* STATED PROBLEM
Quote every line of the data below as it stands, omitting pictures.

--------------------------------

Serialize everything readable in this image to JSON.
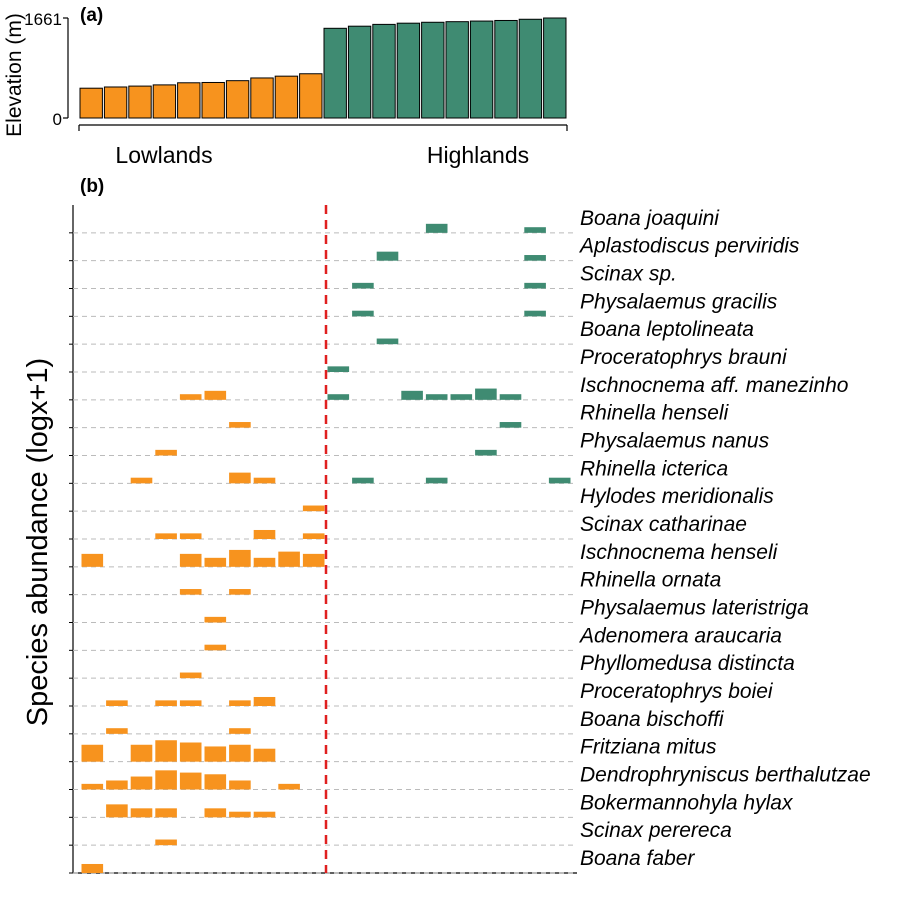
{
  "colors": {
    "lowlands": "#F7931E",
    "highlands": "#3F8B72",
    "divider": "#E02020",
    "grid": "#BBBBBB"
  },
  "chart_data": [
    {
      "panel": "(a)",
      "type": "bar",
      "ylabel": "Elevation (m)",
      "yticks": [
        "0",
        "1661"
      ],
      "ylim": [
        0,
        1661
      ],
      "groups": [
        "Lowlands",
        "Highlands"
      ],
      "sites": [
        1,
        2,
        3,
        4,
        5,
        6,
        7,
        8,
        9,
        10,
        11,
        12,
        13,
        14,
        15,
        16,
        17,
        18,
        19,
        20
      ],
      "group_of_site": [
        "Lowlands",
        "Lowlands",
        "Lowlands",
        "Lowlands",
        "Lowlands",
        "Lowlands",
        "Lowlands",
        "Lowlands",
        "Lowlands",
        "Lowlands",
        "Highlands",
        "Highlands",
        "Highlands",
        "Highlands",
        "Highlands",
        "Highlands",
        "Highlands",
        "Highlands",
        "Highlands",
        "Highlands"
      ],
      "values": [
        495,
        515,
        530,
        550,
        585,
        590,
        620,
        665,
        695,
        735,
        1490,
        1525,
        1555,
        1575,
        1590,
        1600,
        1610,
        1620,
        1640,
        1661
      ]
    },
    {
      "panel": "(b)",
      "type": "heatmap",
      "ylabel": "Species abundance (logx+1)",
      "divider_after_site": 10,
      "species": [
        "Boana joaquini",
        "Aplastodiscus perviridis",
        "Scinax sp.",
        "Physalaemus gracilis",
        "Boana leptolineata",
        "Proceratophrys brauni",
        "Ischnocnema aff. manezinho",
        "Rhinella henseli",
        "Physalaemus nanus",
        "Rhinella icterica",
        "Hylodes meridionalis",
        "Scinax catharinae",
        "Ischnocnema henseli",
        "Rhinella ornata",
        "Physalaemus lateristriga",
        "Adenomera araucaria",
        "Phyllomedusa distincta",
        "Proceratophrys boiei",
        "Boana bischoffi",
        "Fritziana mitus",
        "Dendrophryniscus berthalutzae",
        "Bokermannohyla hylax",
        "Scinax perereca",
        "Boana faber"
      ],
      "abundance": [
        [
          0,
          0,
          0,
          0,
          0,
          0,
          0,
          0,
          0,
          0,
          0,
          0,
          0,
          0,
          1.6,
          0,
          0,
          0,
          1,
          0
        ],
        [
          0,
          0,
          0,
          0,
          0,
          0,
          0,
          0,
          0,
          0,
          0,
          0,
          1.6,
          0,
          0,
          0,
          0,
          0,
          1,
          0
        ],
        [
          0,
          0,
          0,
          0,
          0,
          0,
          0,
          0,
          0,
          0,
          0,
          1,
          0,
          0,
          0,
          0,
          0,
          0,
          1,
          0
        ],
        [
          0,
          0,
          0,
          0,
          0,
          0,
          0,
          0,
          0,
          0,
          0,
          1,
          0,
          0,
          0,
          0,
          0,
          0,
          1,
          0
        ],
        [
          0,
          0,
          0,
          0,
          0,
          0,
          0,
          0,
          0,
          0,
          0,
          0,
          1,
          0,
          0,
          0,
          0,
          0,
          0,
          0
        ],
        [
          0,
          0,
          0,
          0,
          0,
          0,
          0,
          0,
          0,
          0,
          1,
          0,
          0,
          0,
          0,
          0,
          0,
          0,
          0,
          0
        ],
        [
          0,
          0,
          0,
          0,
          1,
          1.6,
          0,
          0,
          0,
          0,
          1,
          0,
          0,
          1.6,
          1,
          1,
          2,
          1,
          0,
          0
        ],
        [
          0,
          0,
          0,
          0,
          0,
          0,
          1,
          0,
          0,
          0,
          0,
          0,
          0,
          0,
          0,
          0,
          0,
          1,
          0,
          0
        ],
        [
          0,
          0,
          0,
          1,
          0,
          0,
          0,
          0,
          0,
          0,
          0,
          0,
          0,
          0,
          0,
          0,
          1,
          0,
          0,
          0
        ],
        [
          0,
          0,
          1,
          0,
          0,
          0,
          1.9,
          1,
          0,
          0,
          0,
          1,
          0,
          0,
          1,
          0,
          0,
          0,
          0,
          1
        ],
        [
          0,
          0,
          0,
          0,
          0,
          0,
          0,
          0,
          0,
          1,
          0,
          0,
          0,
          0,
          0,
          0,
          0,
          0,
          0,
          0
        ],
        [
          0,
          0,
          0,
          1,
          1,
          0,
          0,
          1.6,
          0,
          1,
          0,
          0,
          0,
          0,
          0,
          0,
          0,
          0,
          0,
          0
        ],
        [
          2.3,
          0,
          0,
          0,
          2.3,
          1.6,
          3,
          1.6,
          2.7,
          2.3,
          0,
          0,
          0,
          0,
          0,
          0,
          0,
          0,
          0,
          0
        ],
        [
          0,
          0,
          0,
          0,
          1,
          0,
          1,
          0,
          0,
          0,
          0,
          0,
          0,
          0,
          0,
          0,
          0,
          0,
          0,
          0
        ],
        [
          0,
          0,
          0,
          0,
          0,
          1,
          0,
          0,
          0,
          0,
          0,
          0,
          0,
          0,
          0,
          0,
          0,
          0,
          0,
          0
        ],
        [
          0,
          0,
          0,
          0,
          0,
          1,
          0,
          0,
          0,
          0,
          0,
          0,
          0,
          0,
          0,
          0,
          0,
          0,
          0,
          0
        ],
        [
          0,
          0,
          0,
          0,
          1,
          0,
          0,
          0,
          0,
          0,
          0,
          0,
          0,
          0,
          0,
          0,
          0,
          0,
          0,
          0
        ],
        [
          0,
          1,
          0,
          1,
          1,
          0,
          1,
          1.6,
          0,
          0,
          0,
          0,
          0,
          0,
          0,
          0,
          0,
          0,
          0,
          0
        ],
        [
          0,
          1,
          0,
          0,
          0,
          0,
          1,
          0,
          0,
          0,
          0,
          0,
          0,
          0,
          0,
          0,
          0,
          0,
          0,
          0
        ],
        [
          3,
          0,
          3,
          3.8,
          3.4,
          2.7,
          3,
          2.3,
          0,
          0,
          0,
          0,
          0,
          0,
          0,
          0,
          0,
          0,
          0,
          0
        ],
        [
          1,
          1.6,
          2.3,
          3.4,
          3,
          2.7,
          1.6,
          0,
          1,
          0,
          0,
          0,
          0,
          0,
          0,
          0,
          0,
          0,
          0,
          0
        ],
        [
          0,
          2.3,
          1.6,
          1.6,
          0,
          1.6,
          1,
          1,
          0,
          0,
          0,
          0,
          0,
          0,
          0,
          0,
          0,
          0,
          0,
          0
        ],
        [
          0,
          0,
          0,
          1,
          0,
          0,
          0,
          0,
          0,
          0,
          0,
          0,
          0,
          0,
          0,
          0,
          0,
          0,
          0,
          0
        ],
        [
          1.6,
          0,
          0,
          0,
          0,
          0,
          0,
          0,
          0,
          0,
          0,
          0,
          0,
          0,
          0,
          0,
          0,
          0,
          0,
          0
        ]
      ]
    }
  ]
}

--------------------------------

* OUTPUT OF THE TASK
Serialize everything readable in this image to JSON.
{
  "colors": {
    "lowlands": "#F7931E",
    "highlands": "#3F8B72",
    "divider": "#E02020",
    "grid": "#BBBBBB"
  },
  "chart_data": [
    {
      "panel": "(a)",
      "type": "bar",
      "ylabel": "Elevation (m)",
      "yticks": [
        "0",
        "1661"
      ],
      "ylim": [
        0,
        1661
      ],
      "groups": [
        "Lowlands",
        "Highlands"
      ],
      "sites": [
        1,
        2,
        3,
        4,
        5,
        6,
        7,
        8,
        9,
        10,
        11,
        12,
        13,
        14,
        15,
        16,
        17,
        18,
        19,
        20
      ],
      "group_of_site": [
        "Lowlands",
        "Lowlands",
        "Lowlands",
        "Lowlands",
        "Lowlands",
        "Lowlands",
        "Lowlands",
        "Lowlands",
        "Lowlands",
        "Lowlands",
        "Highlands",
        "Highlands",
        "Highlands",
        "Highlands",
        "Highlands",
        "Highlands",
        "Highlands",
        "Highlands",
        "Highlands",
        "Highlands"
      ],
      "values": [
        495,
        515,
        530,
        550,
        585,
        590,
        620,
        665,
        695,
        735,
        1490,
        1525,
        1555,
        1575,
        1590,
        1600,
        1610,
        1620,
        1640,
        1661
      ]
    },
    {
      "panel": "(b)",
      "type": "heatmap",
      "ylabel": "Species abundance (logx+1)",
      "divider_after_site": 10,
      "species": [
        "Boana joaquini",
        "Aplastodiscus perviridis",
        "Scinax sp.",
        "Physalaemus gracilis",
        "Boana leptolineata",
        "Proceratophrys brauni",
        "Ischnocnema aff. manezinho",
        "Rhinella henseli",
        "Physalaemus nanus",
        "Rhinella icterica",
        "Hylodes meridionalis",
        "Scinax catharinae",
        "Ischnocnema henseli",
        "Rhinella ornata",
        "Physalaemus lateristriga",
        "Adenomera araucaria",
        "Phyllomedusa distincta",
        "Proceratophrys boiei",
        "Boana bischoffi",
        "Fritziana mitus",
        "Dendrophryniscus berthalutzae",
        "Bokermannohyla hylax",
        "Scinax perereca",
        "Boana faber"
      ],
      "abundance": [
        [
          0,
          0,
          0,
          0,
          0,
          0,
          0,
          0,
          0,
          0,
          0,
          0,
          0,
          0,
          1.6,
          0,
          0,
          0,
          1,
          0
        ],
        [
          0,
          0,
          0,
          0,
          0,
          0,
          0,
          0,
          0,
          0,
          0,
          0,
          1.6,
          0,
          0,
          0,
          0,
          0,
          1,
          0
        ],
        [
          0,
          0,
          0,
          0,
          0,
          0,
          0,
          0,
          0,
          0,
          0,
          1,
          0,
          0,
          0,
          0,
          0,
          0,
          1,
          0
        ],
        [
          0,
          0,
          0,
          0,
          0,
          0,
          0,
          0,
          0,
          0,
          0,
          1,
          0,
          0,
          0,
          0,
          0,
          0,
          1,
          0
        ],
        [
          0,
          0,
          0,
          0,
          0,
          0,
          0,
          0,
          0,
          0,
          0,
          0,
          1,
          0,
          0,
          0,
          0,
          0,
          0,
          0
        ],
        [
          0,
          0,
          0,
          0,
          0,
          0,
          0,
          0,
          0,
          0,
          1,
          0,
          0,
          0,
          0,
          0,
          0,
          0,
          0,
          0
        ],
        [
          0,
          0,
          0,
          0,
          1,
          1.6,
          0,
          0,
          0,
          0,
          1,
          0,
          0,
          1.6,
          1,
          1,
          2,
          1,
          0,
          0
        ],
        [
          0,
          0,
          0,
          0,
          0,
          0,
          1,
          0,
          0,
          0,
          0,
          0,
          0,
          0,
          0,
          0,
          0,
          1,
          0,
          0
        ],
        [
          0,
          0,
          0,
          1,
          0,
          0,
          0,
          0,
          0,
          0,
          0,
          0,
          0,
          0,
          0,
          0,
          1,
          0,
          0,
          0
        ],
        [
          0,
          0,
          1,
          0,
          0,
          0,
          1.9,
          1,
          0,
          0,
          0,
          1,
          0,
          0,
          1,
          0,
          0,
          0,
          0,
          1
        ],
        [
          0,
          0,
          0,
          0,
          0,
          0,
          0,
          0,
          0,
          1,
          0,
          0,
          0,
          0,
          0,
          0,
          0,
          0,
          0,
          0
        ],
        [
          0,
          0,
          0,
          1,
          1,
          0,
          0,
          1.6,
          0,
          1,
          0,
          0,
          0,
          0,
          0,
          0,
          0,
          0,
          0,
          0
        ],
        [
          2.3,
          0,
          0,
          0,
          2.3,
          1.6,
          3,
          1.6,
          2.7,
          2.3,
          0,
          0,
          0,
          0,
          0,
          0,
          0,
          0,
          0,
          0
        ],
        [
          0,
          0,
          0,
          0,
          1,
          0,
          1,
          0,
          0,
          0,
          0,
          0,
          0,
          0,
          0,
          0,
          0,
          0,
          0,
          0
        ],
        [
          0,
          0,
          0,
          0,
          0,
          1,
          0,
          0,
          0,
          0,
          0,
          0,
          0,
          0,
          0,
          0,
          0,
          0,
          0,
          0
        ],
        [
          0,
          0,
          0,
          0,
          0,
          1,
          0,
          0,
          0,
          0,
          0,
          0,
          0,
          0,
          0,
          0,
          0,
          0,
          0,
          0
        ],
        [
          0,
          0,
          0,
          0,
          1,
          0,
          0,
          0,
          0,
          0,
          0,
          0,
          0,
          0,
          0,
          0,
          0,
          0,
          0,
          0
        ],
        [
          0,
          1,
          0,
          1,
          1,
          0,
          1,
          1.6,
          0,
          0,
          0,
          0,
          0,
          0,
          0,
          0,
          0,
          0,
          0,
          0
        ],
        [
          0,
          1,
          0,
          0,
          0,
          0,
          1,
          0,
          0,
          0,
          0,
          0,
          0,
          0,
          0,
          0,
          0,
          0,
          0,
          0
        ],
        [
          3,
          0,
          3,
          3.8,
          3.4,
          2.7,
          3,
          2.3,
          0,
          0,
          0,
          0,
          0,
          0,
          0,
          0,
          0,
          0,
          0,
          0
        ],
        [
          1,
          1.6,
          2.3,
          3.4,
          3,
          2.7,
          1.6,
          0,
          1,
          0,
          0,
          0,
          0,
          0,
          0,
          0,
          0,
          0,
          0,
          0
        ],
        [
          0,
          2.3,
          1.6,
          1.6,
          0,
          1.6,
          1,
          1,
          0,
          0,
          0,
          0,
          0,
          0,
          0,
          0,
          0,
          0,
          0,
          0
        ],
        [
          0,
          0,
          0,
          1,
          0,
          0,
          0,
          0,
          0,
          0,
          0,
          0,
          0,
          0,
          0,
          0,
          0,
          0,
          0,
          0
        ],
        [
          1.6,
          0,
          0,
          0,
          0,
          0,
          0,
          0,
          0,
          0,
          0,
          0,
          0,
          0,
          0,
          0,
          0,
          0,
          0,
          0
        ]
      ]
    }
  ]
}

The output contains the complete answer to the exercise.